Determine how many lines contain the string "inclusive", then reply with that figure only.

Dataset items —
/---

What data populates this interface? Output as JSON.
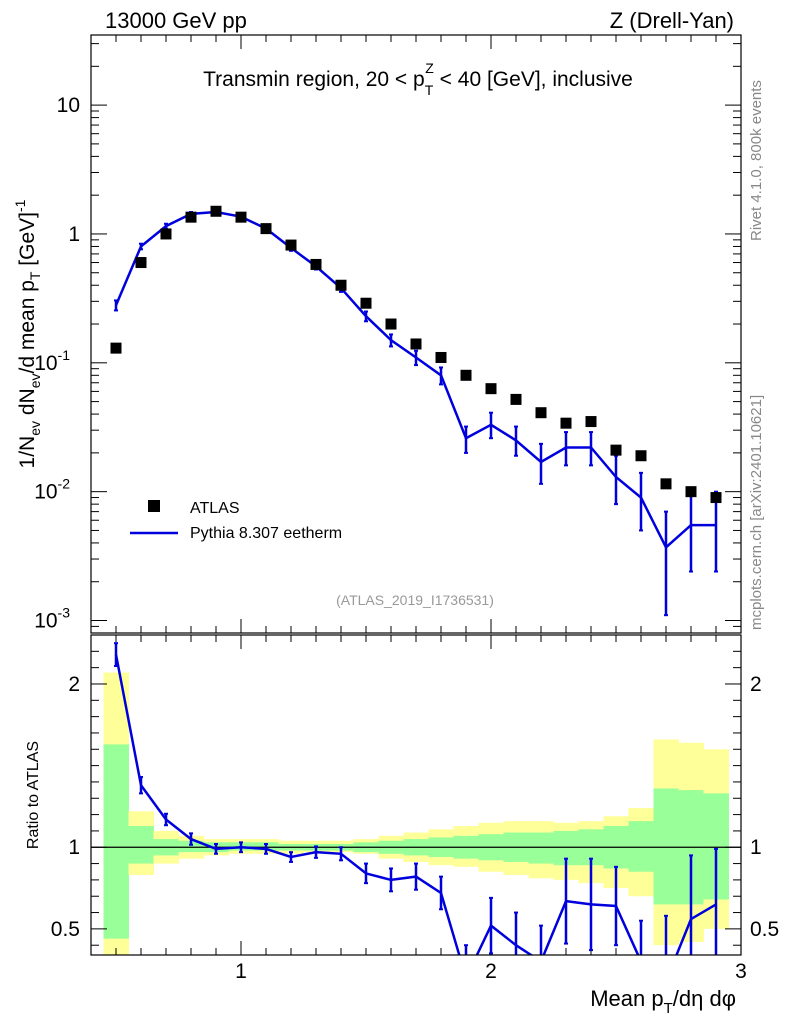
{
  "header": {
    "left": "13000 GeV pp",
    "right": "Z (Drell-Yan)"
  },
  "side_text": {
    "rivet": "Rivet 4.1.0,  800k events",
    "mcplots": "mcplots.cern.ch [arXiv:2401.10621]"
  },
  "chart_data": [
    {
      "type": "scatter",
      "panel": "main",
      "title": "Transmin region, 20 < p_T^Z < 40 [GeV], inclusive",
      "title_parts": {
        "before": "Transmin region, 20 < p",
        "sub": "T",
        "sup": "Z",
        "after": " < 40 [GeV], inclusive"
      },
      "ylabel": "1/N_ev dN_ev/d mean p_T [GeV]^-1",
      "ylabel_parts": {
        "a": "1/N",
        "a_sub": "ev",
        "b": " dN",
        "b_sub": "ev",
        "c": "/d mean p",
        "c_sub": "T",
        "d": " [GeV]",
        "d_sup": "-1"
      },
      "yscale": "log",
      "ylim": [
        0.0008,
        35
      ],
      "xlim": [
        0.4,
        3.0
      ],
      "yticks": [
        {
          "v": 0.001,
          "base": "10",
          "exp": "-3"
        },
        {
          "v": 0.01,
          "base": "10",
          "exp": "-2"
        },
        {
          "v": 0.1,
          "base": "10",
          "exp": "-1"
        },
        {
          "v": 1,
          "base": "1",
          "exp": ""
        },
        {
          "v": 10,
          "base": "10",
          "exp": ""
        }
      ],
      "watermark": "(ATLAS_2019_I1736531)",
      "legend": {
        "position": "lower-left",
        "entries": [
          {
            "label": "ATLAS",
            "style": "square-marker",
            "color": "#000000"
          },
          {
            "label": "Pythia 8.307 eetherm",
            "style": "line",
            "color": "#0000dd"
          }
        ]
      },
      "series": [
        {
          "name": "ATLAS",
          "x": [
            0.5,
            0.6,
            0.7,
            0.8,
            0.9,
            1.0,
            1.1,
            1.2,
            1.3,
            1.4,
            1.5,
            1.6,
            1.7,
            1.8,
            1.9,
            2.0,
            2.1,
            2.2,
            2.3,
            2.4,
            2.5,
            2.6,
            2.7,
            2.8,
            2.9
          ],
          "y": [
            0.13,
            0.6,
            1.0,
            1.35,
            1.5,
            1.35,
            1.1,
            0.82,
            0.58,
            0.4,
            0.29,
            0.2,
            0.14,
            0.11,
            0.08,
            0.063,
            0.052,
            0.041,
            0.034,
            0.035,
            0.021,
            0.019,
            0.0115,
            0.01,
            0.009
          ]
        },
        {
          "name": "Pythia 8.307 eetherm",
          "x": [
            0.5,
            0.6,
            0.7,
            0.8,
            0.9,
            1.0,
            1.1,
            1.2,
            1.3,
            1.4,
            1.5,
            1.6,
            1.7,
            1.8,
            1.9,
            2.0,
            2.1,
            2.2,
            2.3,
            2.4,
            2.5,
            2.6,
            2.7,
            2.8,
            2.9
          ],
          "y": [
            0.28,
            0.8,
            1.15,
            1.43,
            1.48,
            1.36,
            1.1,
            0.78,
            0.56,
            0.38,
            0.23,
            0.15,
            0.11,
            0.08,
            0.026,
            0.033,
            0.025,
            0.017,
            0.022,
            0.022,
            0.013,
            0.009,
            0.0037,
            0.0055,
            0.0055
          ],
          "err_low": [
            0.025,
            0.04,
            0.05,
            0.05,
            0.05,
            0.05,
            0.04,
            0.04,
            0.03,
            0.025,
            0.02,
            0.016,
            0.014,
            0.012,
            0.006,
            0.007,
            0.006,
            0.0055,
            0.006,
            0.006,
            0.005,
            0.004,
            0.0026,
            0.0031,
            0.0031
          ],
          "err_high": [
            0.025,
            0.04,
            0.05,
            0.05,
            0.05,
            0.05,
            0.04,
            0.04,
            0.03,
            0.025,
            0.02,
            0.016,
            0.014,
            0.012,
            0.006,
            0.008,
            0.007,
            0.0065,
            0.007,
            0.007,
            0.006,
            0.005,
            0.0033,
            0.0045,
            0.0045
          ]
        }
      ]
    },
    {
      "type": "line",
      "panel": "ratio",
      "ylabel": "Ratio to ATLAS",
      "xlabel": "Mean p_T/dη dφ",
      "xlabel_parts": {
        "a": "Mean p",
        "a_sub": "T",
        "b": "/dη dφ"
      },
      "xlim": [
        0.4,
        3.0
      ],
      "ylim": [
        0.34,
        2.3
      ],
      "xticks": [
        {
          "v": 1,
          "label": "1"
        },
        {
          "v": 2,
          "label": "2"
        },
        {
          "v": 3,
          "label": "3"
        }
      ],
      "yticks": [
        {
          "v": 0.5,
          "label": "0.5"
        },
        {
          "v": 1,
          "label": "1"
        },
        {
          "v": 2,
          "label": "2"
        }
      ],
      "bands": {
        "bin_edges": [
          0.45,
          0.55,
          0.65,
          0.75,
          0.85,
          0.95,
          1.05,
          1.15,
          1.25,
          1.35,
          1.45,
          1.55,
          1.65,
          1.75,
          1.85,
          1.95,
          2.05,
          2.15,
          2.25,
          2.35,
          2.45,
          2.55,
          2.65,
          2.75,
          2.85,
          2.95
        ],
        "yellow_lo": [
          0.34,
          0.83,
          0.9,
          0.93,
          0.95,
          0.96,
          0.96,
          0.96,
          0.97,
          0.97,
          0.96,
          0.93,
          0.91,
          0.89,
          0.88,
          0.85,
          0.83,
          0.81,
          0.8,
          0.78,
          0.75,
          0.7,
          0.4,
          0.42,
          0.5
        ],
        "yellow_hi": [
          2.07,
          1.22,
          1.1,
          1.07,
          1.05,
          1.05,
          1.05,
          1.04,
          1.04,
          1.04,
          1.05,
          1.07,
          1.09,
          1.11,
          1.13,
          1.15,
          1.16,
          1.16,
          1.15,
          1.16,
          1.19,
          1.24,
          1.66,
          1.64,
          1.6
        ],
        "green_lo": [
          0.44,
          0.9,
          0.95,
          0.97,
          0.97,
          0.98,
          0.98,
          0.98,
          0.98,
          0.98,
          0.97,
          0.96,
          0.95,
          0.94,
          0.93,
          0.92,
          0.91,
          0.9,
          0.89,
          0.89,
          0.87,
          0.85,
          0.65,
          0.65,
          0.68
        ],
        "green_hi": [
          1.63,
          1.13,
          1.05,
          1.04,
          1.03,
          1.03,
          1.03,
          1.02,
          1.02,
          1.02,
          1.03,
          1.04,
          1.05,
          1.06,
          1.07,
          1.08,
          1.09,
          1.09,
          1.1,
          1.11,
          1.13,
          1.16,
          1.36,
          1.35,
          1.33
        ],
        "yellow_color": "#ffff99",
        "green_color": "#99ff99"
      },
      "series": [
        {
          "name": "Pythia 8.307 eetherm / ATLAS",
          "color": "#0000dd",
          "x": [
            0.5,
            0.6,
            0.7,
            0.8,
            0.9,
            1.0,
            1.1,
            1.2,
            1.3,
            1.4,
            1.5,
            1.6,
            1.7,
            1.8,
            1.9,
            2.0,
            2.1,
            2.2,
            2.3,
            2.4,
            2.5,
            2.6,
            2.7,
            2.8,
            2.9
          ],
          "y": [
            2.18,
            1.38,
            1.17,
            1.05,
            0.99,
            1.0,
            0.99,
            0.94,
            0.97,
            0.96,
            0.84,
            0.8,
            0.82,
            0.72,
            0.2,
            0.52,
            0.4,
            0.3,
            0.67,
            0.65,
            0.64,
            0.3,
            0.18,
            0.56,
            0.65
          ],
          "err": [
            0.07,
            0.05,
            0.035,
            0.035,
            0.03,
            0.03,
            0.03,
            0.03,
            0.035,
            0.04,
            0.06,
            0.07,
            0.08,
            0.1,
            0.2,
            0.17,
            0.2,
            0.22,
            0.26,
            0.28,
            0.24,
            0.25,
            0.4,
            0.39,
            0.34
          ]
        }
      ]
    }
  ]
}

\---
/---

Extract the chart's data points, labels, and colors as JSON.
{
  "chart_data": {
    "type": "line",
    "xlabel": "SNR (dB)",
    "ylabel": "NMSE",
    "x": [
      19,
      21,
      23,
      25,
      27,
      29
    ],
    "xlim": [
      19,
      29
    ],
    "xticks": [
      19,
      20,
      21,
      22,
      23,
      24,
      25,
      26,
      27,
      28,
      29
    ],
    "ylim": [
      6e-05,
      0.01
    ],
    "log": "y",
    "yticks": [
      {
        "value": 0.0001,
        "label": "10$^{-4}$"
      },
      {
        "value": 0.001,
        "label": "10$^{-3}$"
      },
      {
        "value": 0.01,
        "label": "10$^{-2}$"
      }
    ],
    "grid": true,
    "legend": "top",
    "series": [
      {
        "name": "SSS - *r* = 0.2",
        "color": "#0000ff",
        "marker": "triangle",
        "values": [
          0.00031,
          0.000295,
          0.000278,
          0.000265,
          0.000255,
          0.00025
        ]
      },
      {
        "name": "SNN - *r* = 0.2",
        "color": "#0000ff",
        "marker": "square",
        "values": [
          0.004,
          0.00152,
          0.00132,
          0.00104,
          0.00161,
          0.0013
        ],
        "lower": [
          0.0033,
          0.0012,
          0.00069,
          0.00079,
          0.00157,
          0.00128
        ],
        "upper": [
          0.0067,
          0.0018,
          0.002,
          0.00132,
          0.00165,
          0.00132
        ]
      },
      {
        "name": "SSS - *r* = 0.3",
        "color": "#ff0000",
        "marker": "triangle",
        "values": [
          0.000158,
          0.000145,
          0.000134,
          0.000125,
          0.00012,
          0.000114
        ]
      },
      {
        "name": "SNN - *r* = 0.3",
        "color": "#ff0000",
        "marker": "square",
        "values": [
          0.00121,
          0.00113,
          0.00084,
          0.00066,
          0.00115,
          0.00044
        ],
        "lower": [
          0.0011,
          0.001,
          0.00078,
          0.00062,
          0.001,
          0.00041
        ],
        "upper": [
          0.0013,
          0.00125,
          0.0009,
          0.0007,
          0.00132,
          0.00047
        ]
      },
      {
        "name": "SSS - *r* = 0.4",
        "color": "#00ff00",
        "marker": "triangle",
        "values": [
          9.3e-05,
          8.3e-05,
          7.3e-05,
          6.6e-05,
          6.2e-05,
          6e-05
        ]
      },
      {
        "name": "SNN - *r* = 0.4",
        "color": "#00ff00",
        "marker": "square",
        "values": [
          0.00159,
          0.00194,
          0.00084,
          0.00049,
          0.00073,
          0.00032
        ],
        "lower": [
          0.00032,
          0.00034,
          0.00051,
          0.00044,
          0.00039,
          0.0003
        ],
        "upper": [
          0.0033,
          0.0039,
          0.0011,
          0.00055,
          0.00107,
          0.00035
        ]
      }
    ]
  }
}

\---
/---

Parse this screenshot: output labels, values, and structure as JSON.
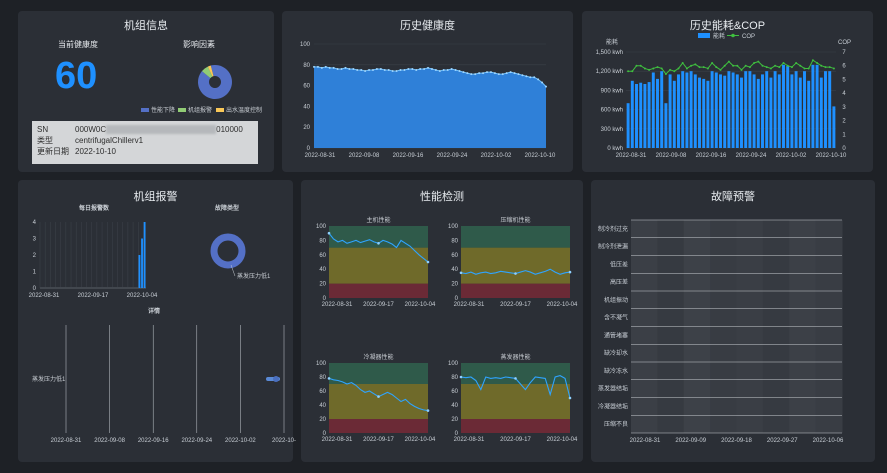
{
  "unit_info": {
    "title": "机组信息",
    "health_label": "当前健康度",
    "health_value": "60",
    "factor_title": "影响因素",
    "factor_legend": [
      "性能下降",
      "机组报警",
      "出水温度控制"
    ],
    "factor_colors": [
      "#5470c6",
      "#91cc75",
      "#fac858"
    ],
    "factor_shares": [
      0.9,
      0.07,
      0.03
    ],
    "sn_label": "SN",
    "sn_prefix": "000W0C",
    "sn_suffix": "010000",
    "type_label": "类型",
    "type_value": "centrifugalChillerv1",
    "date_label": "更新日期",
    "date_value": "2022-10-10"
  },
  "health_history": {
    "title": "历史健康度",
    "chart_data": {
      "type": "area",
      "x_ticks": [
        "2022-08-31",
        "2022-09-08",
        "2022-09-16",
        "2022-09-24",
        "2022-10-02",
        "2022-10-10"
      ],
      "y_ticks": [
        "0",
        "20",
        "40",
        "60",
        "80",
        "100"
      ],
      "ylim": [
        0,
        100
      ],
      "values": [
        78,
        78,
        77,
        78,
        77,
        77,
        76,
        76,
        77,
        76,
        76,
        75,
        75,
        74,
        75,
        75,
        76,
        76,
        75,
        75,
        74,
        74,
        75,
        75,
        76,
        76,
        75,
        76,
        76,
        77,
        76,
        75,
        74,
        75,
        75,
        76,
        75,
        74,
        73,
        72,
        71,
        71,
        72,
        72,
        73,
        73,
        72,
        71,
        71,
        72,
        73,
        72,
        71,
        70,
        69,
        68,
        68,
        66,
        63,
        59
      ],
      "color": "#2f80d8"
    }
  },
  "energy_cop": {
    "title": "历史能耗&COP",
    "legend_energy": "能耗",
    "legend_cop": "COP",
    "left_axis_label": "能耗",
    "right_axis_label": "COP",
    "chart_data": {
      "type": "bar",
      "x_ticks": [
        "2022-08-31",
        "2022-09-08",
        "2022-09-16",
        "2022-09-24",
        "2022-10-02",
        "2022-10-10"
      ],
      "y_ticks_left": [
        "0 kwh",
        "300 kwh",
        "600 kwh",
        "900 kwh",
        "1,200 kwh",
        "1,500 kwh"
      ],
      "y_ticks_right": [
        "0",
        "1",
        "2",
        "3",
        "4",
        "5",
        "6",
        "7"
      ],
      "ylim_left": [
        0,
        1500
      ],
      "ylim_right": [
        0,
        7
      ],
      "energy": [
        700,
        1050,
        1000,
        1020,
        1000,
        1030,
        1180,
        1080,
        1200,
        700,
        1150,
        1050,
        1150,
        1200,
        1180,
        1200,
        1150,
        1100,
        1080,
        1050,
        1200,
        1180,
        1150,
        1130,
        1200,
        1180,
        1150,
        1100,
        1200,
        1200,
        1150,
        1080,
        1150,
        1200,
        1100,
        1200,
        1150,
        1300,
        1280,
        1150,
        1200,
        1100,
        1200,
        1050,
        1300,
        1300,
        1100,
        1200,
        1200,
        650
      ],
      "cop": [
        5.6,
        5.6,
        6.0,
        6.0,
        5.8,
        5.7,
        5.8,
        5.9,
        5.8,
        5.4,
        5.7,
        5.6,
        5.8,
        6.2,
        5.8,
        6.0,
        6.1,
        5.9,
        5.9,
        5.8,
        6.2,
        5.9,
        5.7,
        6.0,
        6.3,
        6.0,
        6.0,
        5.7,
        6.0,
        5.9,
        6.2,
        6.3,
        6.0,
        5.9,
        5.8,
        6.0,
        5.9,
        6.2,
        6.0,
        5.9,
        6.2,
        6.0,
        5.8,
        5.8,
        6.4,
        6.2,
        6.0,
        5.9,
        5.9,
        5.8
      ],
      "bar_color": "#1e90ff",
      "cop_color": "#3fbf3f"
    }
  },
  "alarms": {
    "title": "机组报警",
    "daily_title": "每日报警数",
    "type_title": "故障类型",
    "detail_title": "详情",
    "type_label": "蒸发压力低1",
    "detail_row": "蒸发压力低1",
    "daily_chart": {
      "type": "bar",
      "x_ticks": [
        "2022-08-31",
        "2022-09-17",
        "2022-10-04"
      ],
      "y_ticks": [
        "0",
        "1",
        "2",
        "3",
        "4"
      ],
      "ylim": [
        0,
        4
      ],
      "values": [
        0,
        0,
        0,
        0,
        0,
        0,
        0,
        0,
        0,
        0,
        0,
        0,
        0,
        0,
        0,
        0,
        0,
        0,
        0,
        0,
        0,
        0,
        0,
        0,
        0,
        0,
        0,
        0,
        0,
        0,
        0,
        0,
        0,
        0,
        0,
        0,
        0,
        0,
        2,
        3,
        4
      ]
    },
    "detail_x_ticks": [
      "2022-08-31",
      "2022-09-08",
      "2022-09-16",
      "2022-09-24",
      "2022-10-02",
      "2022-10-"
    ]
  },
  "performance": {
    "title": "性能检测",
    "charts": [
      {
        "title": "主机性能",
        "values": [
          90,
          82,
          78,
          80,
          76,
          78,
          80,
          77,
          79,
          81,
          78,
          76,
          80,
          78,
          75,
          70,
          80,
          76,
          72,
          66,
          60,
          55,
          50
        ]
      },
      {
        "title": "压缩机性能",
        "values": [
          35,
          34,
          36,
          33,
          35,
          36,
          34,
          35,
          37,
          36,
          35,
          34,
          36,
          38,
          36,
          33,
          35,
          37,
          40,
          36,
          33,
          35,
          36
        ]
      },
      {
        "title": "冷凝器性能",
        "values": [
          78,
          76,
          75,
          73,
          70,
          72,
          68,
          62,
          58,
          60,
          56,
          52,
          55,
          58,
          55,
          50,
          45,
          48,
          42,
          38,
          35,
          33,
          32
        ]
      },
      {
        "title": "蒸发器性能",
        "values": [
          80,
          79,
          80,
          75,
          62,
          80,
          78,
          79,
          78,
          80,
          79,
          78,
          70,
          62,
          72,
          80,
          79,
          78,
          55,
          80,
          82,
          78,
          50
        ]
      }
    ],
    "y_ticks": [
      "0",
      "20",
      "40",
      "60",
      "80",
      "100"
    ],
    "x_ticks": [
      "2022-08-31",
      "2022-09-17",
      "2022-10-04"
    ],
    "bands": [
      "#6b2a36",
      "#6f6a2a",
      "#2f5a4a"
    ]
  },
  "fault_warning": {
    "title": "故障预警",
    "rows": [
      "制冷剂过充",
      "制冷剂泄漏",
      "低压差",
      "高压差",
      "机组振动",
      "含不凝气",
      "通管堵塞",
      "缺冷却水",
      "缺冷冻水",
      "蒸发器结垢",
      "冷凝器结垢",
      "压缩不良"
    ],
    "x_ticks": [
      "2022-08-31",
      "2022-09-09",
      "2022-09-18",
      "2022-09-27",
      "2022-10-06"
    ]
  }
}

\---

Result of the exercise — 2